— OBJECTIVE —
Find every line in the records below that holds the word "Money", and copy it out.

Start

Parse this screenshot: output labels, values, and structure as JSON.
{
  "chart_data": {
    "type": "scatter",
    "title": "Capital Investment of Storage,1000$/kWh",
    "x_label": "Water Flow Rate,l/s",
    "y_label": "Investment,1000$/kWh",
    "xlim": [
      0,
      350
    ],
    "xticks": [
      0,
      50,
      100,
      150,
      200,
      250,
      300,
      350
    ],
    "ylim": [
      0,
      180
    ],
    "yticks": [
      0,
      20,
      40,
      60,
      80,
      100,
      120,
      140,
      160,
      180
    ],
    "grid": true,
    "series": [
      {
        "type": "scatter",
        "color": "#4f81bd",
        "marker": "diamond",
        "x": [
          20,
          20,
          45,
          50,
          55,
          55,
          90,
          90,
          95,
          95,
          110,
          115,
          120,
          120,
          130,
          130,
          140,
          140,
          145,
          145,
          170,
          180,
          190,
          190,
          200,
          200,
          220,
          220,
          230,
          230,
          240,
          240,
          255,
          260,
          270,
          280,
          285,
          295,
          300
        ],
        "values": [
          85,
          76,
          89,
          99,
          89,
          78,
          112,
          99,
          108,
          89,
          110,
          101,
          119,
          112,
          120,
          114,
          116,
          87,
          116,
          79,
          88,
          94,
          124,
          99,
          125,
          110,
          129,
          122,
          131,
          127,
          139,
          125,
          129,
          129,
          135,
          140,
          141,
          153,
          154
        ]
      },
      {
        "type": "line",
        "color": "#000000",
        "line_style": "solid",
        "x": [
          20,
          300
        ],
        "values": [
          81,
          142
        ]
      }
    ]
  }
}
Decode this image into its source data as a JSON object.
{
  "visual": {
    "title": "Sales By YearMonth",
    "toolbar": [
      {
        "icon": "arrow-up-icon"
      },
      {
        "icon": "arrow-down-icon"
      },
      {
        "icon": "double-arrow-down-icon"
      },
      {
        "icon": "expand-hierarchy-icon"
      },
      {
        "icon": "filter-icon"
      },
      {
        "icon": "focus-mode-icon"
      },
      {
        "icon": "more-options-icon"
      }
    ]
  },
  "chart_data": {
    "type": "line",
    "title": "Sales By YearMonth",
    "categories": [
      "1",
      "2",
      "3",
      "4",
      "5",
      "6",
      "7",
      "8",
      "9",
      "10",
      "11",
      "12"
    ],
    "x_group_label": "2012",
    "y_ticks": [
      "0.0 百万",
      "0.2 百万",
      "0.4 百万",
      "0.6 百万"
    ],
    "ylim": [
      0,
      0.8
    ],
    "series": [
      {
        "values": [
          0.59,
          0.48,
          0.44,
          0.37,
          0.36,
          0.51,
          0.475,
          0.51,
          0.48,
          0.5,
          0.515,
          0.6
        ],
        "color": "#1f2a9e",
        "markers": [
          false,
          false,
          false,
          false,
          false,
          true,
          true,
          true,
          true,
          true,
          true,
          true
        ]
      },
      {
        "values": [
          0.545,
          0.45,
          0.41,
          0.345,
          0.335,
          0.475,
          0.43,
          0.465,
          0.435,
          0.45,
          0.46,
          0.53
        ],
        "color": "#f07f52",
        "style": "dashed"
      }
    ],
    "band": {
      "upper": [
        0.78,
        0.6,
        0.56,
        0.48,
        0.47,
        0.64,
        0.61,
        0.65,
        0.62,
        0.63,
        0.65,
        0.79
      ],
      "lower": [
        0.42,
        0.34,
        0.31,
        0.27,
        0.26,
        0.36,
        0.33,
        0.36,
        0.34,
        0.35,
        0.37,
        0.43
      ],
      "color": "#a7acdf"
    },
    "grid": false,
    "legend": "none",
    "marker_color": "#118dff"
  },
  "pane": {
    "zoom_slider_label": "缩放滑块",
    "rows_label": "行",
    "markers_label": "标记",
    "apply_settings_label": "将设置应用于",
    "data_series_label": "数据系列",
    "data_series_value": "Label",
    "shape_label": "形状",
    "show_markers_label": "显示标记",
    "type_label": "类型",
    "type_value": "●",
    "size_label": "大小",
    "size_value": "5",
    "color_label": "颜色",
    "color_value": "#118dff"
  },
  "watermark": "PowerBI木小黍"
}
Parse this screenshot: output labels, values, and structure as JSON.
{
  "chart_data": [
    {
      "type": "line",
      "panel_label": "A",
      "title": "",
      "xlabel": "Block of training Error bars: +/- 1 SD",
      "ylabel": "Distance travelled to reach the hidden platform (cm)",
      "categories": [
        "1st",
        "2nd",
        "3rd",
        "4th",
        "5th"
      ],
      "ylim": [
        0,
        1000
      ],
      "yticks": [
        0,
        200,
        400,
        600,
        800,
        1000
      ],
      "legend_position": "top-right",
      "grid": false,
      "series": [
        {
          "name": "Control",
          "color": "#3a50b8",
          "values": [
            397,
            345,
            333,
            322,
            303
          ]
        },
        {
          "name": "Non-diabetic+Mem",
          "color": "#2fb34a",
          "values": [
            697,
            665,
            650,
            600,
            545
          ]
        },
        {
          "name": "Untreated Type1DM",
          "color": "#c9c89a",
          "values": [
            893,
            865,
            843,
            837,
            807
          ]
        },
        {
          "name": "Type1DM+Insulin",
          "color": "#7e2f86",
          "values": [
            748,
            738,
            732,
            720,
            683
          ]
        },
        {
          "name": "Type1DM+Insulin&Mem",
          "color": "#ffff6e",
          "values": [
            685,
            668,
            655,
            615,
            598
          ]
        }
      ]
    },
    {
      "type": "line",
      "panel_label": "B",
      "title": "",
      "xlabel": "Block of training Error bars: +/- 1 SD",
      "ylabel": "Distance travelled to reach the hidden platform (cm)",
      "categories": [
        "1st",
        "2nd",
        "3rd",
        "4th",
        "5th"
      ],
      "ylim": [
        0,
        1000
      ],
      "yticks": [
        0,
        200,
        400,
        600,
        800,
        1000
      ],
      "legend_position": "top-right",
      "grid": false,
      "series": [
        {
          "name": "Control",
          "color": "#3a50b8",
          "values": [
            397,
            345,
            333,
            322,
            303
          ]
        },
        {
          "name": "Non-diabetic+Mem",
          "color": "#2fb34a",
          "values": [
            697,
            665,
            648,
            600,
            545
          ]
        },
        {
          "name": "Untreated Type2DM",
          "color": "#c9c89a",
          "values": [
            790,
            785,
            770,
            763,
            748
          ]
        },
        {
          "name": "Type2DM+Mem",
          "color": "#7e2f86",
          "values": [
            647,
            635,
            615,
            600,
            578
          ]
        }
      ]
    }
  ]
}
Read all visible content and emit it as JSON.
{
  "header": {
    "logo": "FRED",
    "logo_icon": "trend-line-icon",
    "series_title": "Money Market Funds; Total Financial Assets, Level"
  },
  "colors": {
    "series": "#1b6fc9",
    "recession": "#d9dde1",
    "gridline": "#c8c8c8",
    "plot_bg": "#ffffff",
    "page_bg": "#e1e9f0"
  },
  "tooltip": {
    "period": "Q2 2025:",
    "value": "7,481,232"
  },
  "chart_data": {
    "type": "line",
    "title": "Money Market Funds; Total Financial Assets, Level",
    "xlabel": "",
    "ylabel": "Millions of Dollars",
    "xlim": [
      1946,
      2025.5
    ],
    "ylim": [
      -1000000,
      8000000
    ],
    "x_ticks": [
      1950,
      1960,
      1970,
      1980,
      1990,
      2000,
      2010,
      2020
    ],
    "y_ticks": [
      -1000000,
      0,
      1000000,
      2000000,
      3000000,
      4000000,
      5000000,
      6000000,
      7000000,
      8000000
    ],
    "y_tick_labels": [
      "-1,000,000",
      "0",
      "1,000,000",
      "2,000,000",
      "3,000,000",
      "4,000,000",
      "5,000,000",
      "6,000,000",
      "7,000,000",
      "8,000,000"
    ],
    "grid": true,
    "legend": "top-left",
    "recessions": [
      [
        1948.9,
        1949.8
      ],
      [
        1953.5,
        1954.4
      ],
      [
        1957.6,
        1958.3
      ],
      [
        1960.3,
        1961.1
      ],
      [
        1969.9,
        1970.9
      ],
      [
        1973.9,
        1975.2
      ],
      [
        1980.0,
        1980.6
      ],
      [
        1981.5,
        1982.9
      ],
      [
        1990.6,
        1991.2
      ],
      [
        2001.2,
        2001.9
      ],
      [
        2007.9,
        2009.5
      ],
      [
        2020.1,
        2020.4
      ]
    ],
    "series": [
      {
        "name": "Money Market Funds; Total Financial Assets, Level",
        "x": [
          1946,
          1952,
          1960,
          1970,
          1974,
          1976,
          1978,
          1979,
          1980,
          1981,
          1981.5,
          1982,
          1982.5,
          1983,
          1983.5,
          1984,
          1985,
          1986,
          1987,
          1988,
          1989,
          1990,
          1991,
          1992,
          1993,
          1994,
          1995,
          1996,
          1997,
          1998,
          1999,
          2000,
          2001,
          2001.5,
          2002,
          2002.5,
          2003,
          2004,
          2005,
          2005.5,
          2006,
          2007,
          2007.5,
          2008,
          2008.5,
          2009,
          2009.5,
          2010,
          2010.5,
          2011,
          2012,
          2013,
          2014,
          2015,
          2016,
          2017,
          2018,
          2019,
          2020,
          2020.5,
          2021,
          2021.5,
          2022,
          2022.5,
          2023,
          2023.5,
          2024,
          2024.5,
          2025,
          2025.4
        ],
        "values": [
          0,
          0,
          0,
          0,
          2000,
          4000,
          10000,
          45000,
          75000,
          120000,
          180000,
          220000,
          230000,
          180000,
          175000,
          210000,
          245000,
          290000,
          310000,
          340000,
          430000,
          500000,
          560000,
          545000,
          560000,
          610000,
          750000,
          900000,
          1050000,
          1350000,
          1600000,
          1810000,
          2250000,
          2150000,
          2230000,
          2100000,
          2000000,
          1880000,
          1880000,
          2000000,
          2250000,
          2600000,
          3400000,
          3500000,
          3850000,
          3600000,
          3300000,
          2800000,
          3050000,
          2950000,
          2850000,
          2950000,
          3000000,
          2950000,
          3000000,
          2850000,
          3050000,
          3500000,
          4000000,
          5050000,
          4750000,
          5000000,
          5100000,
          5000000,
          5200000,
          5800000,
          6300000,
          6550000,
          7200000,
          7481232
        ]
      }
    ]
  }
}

End

— WRITTEN ANSWER —
    "series_title": "Money Market Funds; Total Financial Assets, Level"
    "title": "Money Market Funds; Total Financial Assets, Level",
        "name": "Money Market Funds; Total Financial Assets, Level",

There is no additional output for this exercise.